== Exercise input

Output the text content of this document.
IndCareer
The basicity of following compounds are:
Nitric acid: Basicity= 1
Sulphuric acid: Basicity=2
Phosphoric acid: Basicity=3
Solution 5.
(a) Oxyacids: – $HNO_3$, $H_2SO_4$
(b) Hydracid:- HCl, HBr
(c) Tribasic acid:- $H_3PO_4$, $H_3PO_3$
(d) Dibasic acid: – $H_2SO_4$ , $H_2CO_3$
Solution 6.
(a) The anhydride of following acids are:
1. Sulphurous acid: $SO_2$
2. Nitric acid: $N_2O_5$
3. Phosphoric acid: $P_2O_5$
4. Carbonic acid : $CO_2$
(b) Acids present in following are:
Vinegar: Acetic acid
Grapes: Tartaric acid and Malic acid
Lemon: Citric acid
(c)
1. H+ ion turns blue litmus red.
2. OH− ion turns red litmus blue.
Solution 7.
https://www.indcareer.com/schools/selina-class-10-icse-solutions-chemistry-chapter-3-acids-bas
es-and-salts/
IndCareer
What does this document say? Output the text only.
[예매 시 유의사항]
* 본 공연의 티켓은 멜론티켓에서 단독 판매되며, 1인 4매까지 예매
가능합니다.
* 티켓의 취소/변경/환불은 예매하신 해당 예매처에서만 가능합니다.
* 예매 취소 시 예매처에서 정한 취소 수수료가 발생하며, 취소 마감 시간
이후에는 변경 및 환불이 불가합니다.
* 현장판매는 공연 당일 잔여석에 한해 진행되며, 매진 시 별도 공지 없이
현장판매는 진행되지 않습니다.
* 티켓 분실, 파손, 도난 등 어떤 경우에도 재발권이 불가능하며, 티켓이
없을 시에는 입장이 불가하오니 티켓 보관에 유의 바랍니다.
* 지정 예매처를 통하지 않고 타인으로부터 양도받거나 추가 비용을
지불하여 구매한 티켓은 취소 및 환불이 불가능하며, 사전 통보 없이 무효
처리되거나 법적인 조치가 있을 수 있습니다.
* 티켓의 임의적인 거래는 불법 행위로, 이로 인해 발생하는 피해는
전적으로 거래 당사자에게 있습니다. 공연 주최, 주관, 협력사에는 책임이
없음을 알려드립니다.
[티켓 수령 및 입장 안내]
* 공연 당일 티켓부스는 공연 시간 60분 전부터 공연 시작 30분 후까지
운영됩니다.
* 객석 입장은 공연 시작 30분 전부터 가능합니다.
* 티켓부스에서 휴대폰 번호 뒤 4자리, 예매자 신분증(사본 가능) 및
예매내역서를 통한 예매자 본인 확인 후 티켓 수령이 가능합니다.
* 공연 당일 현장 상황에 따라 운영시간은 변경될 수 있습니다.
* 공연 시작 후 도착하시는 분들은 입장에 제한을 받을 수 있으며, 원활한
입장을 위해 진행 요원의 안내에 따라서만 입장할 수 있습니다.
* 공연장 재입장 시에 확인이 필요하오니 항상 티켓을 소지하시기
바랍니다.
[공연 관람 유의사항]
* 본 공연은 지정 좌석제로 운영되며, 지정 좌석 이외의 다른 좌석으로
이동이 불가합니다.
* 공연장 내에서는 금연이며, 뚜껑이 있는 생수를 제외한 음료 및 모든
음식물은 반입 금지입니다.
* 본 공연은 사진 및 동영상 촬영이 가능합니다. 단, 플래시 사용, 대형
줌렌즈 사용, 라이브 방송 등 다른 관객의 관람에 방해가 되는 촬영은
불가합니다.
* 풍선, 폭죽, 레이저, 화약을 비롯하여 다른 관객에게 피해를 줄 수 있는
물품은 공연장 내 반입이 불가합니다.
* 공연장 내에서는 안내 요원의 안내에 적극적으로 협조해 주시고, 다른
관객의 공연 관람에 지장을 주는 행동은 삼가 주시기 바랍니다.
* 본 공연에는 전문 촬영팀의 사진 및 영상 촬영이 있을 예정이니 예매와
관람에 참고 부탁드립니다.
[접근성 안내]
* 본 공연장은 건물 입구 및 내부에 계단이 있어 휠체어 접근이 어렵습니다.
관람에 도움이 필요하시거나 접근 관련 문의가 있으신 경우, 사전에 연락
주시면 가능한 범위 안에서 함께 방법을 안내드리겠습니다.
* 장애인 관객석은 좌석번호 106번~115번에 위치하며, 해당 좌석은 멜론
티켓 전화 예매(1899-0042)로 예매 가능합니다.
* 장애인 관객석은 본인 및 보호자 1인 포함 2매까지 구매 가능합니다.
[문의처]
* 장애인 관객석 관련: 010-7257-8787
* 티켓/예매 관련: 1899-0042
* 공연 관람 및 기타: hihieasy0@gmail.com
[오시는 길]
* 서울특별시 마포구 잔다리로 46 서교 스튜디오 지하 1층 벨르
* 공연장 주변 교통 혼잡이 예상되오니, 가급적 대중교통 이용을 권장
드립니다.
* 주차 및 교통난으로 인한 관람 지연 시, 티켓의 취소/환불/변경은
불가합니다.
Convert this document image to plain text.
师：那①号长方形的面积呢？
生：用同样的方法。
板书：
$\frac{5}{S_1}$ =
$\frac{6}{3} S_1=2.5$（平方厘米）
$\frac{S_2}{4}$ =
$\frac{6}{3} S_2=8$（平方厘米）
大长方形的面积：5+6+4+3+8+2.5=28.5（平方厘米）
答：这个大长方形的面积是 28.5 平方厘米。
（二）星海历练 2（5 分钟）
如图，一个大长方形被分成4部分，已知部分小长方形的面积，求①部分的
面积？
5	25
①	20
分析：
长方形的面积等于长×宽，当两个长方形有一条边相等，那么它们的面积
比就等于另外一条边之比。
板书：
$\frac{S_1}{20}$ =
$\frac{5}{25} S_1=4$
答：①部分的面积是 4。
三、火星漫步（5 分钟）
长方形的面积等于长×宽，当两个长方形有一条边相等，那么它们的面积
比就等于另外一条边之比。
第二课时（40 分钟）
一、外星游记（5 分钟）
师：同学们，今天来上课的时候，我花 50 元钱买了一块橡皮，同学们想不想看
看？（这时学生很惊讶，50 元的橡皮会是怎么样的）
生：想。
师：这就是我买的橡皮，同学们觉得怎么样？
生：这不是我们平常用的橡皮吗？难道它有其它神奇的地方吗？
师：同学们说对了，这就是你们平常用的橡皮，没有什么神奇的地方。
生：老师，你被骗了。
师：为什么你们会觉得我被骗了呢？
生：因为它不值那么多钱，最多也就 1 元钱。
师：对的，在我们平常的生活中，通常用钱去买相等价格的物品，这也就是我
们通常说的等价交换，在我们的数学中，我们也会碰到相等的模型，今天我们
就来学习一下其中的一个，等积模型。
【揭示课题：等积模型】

====

What is the number of lines in the data that hold the word "document"? Reply with that number and nothing else.

_Reply:_
3